GOAL ::
Rewrite every entry below, changing each "folder-icon" to "directory-icon" and leaving everything else as it is. Leave the pictures out of your answer.

>>>>

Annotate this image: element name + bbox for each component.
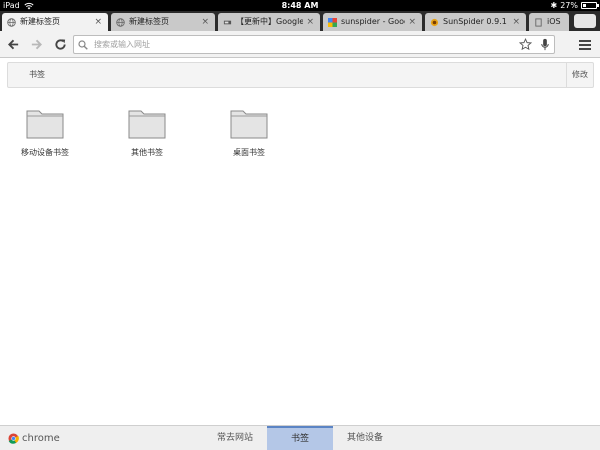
tab-title: iOS — [547, 17, 561, 26]
clock: 8:48 AM — [281, 1, 319, 10]
globe-icon — [116, 17, 125, 27]
close-icon[interactable]: × — [94, 13, 102, 31]
bottom-bar: chrome 常去网站 书签 其他设备 — [0, 425, 600, 450]
close-icon[interactable]: × — [408, 13, 416, 31]
tab-title: 新建标签页 — [129, 17, 169, 26]
bluetooth-icon: ✱ — [550, 1, 558, 10]
chrome-brand: chrome — [8, 426, 60, 450]
tab-1[interactable]: 新建标签页 × — [2, 13, 108, 31]
tab-5[interactable]: SunSpider 0.9.1 Java × — [425, 13, 526, 31]
close-icon[interactable]: × — [512, 13, 520, 31]
close-icon[interactable]: × — [201, 13, 209, 31]
bookmarks-header: 书签 修改 — [7, 62, 594, 88]
toolbar — [0, 31, 600, 58]
edit-button[interactable]: 修改 — [566, 63, 593, 87]
reload-button[interactable] — [52, 36, 68, 52]
omnibox-input[interactable] — [94, 40, 519, 49]
forward-button[interactable] — [28, 36, 44, 52]
globe-icon — [7, 17, 16, 27]
page-icon — [223, 18, 232, 27]
brand-name: chrome — [22, 432, 60, 444]
page-icon — [534, 17, 543, 27]
close-icon[interactable]: × — [306, 13, 314, 31]
folder-icon — [26, 110, 64, 139]
microphone-icon[interactable] — [540, 38, 550, 51]
chrome-logo-icon — [8, 432, 19, 444]
tab-title: SunSpider 0.9.1 Java — [443, 17, 509, 26]
tab-strip: 新建标签页 × 新建标签页 × 【更新中】Google I/O × sunspi… — [0, 11, 600, 31]
sunspider-icon — [430, 18, 439, 27]
ios-status-bar: iPad 8:48 AM ✱ 27% — [0, 0, 600, 11]
tab-6[interactable]: iOS — [529, 13, 569, 31]
folder-other-bookmarks[interactable]: 其他书签 — [102, 108, 192, 158]
tab-title: 【更新中】Google I/O — [236, 17, 304, 26]
folder-name: 其他书签 — [131, 148, 163, 157]
hamburger-menu-icon — [579, 40, 591, 50]
reload-icon — [54, 38, 66, 50]
folder-icon — [128, 110, 166, 139]
folder-name: 移动设备书签 — [21, 148, 69, 157]
tab-bookmarks[interactable]: 书签 — [267, 426, 333, 450]
folder-desktop-bookmarks[interactable]: 桌面书签 — [204, 108, 294, 158]
omnibox[interactable] — [73, 35, 555, 54]
star-icon[interactable] — [519, 38, 532, 51]
tab-4[interactable]: sunspider - Google 搜 × — [323, 13, 422, 31]
menu-button[interactable] — [578, 37, 592, 51]
folder-icon — [230, 110, 268, 139]
back-button[interactable] — [5, 36, 21, 52]
tab-title: 新建标签页 — [20, 17, 60, 26]
search-icon — [78, 39, 88, 50]
tab-switcher-button[interactable] — [574, 14, 596, 28]
arrow-left-icon — [7, 39, 18, 49]
battery-icon — [581, 2, 599, 9]
battery-percent: 27% — [560, 1, 578, 10]
tab-other-devices[interactable]: 其他设备 — [332, 426, 398, 450]
tab-title: sunspider - Google 搜 — [341, 17, 405, 26]
tab-most-visited[interactable]: 常去网站 — [202, 426, 268, 450]
tab-3[interactable]: 【更新中】Google I/O × — [218, 13, 320, 31]
tab-2[interactable]: 新建标签页 × — [111, 13, 215, 31]
arrow-right-icon — [31, 39, 42, 49]
folder-name: 桌面书签 — [233, 148, 265, 157]
folder-mobile-bookmarks[interactable]: 移动设备书签 — [0, 108, 90, 158]
bookmarks-title: 书签 — [29, 70, 45, 79]
google-icon — [328, 17, 337, 27]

<<<<

SOLUTION TO THIS TASK ::
Annotate this image: element name + bbox for each component.
tab-title: iOS — [547, 17, 561, 26]
clock: 8:48 AM — [281, 1, 319, 10]
globe-icon — [116, 17, 125, 27]
close-icon[interactable]: × — [94, 13, 102, 31]
bottom-bar: chrome 常去网站 书签 其他设备 — [0, 425, 600, 450]
close-icon[interactable]: × — [408, 13, 416, 31]
tab-title: 新建标签页 — [129, 17, 169, 26]
bluetooth-icon: ✱ — [550, 1, 558, 10]
chrome-brand: chrome — [8, 426, 60, 450]
tab-1[interactable]: 新建标签页 × — [2, 13, 108, 31]
tab-5[interactable]: SunSpider 0.9.1 Java × — [425, 13, 526, 31]
close-icon[interactable]: × — [512, 13, 520, 31]
close-icon[interactable]: × — [201, 13, 209, 31]
bookmarks-header: 书签 修改 — [7, 62, 594, 88]
toolbar — [0, 31, 600, 58]
edit-button[interactable]: 修改 — [566, 63, 593, 87]
reload-button[interactable] — [52, 36, 68, 52]
omnibox-input[interactable] — [94, 40, 519, 49]
forward-button[interactable] — [28, 36, 44, 52]
globe-icon — [7, 17, 16, 27]
page-icon — [223, 18, 232, 27]
brand-name: chrome — [22, 432, 60, 444]
page-icon — [534, 17, 543, 27]
close-icon[interactable]: × — [306, 13, 314, 31]
directory-icon — [26, 110, 64, 139]
microphone-icon[interactable] — [540, 38, 550, 51]
chrome-logo-icon — [8, 432, 19, 444]
tab-title: SunSpider 0.9.1 Java — [443, 17, 509, 26]
tab-strip: 新建标签页 × 新建标签页 × 【更新中】Google I/O × sunspi… — [0, 11, 600, 31]
sunspider-icon — [430, 18, 439, 27]
ios-status-bar: iPad 8:48 AM ✱ 27% — [0, 0, 600, 11]
tab-6[interactable]: iOS — [529, 13, 569, 31]
folder-other-bookmarks[interactable]: 其他书签 — [102, 108, 192, 158]
tab-title: 【更新中】Google I/O — [236, 17, 304, 26]
folder-name: 其他书签 — [131, 148, 163, 157]
hamburger-menu-icon — [579, 40, 591, 50]
reload-icon — [54, 38, 66, 50]
directory-icon — [128, 110, 166, 139]
folder-name: 移动设备书签 — [21, 148, 69, 157]
tab-bookmarks[interactable]: 书签 — [267, 426, 333, 450]
folder-desktop-bookmarks[interactable]: 桌面书签 — [204, 108, 294, 158]
omnibox[interactable] — [73, 35, 555, 54]
star-icon[interactable] — [519, 38, 532, 51]
tab-4[interactable]: sunspider - Google 搜 × — [323, 13, 422, 31]
menu-button[interactable] — [578, 37, 592, 51]
directory-icon — [230, 110, 268, 139]
back-button[interactable] — [5, 36, 21, 52]
tab-title: 新建标签页 — [20, 17, 60, 26]
search-icon — [78, 39, 88, 50]
tab-switcher-button[interactable] — [574, 14, 596, 28]
arrow-left-icon — [7, 39, 18, 49]
battery-icon — [581, 2, 599, 9]
battery-percent: 27% — [560, 1, 578, 10]
tab-other-devices[interactable]: 其他设备 — [332, 426, 398, 450]
tab-title: sunspider - Google 搜 — [341, 17, 405, 26]
tab-most-visited[interactable]: 常去网站 — [202, 426, 268, 450]
tab-3[interactable]: 【更新中】Google I/O × — [218, 13, 320, 31]
tab-2[interactable]: 新建标签页 × — [111, 13, 215, 31]
arrow-right-icon — [31, 39, 42, 49]
folder-name: 桌面书签 — [233, 148, 265, 157]
folder-mobile-bookmarks[interactable]: 移动设备书签 — [0, 108, 90, 158]
bookmarks-title: 书签 — [29, 70, 45, 79]
google-icon — [328, 17, 337, 27]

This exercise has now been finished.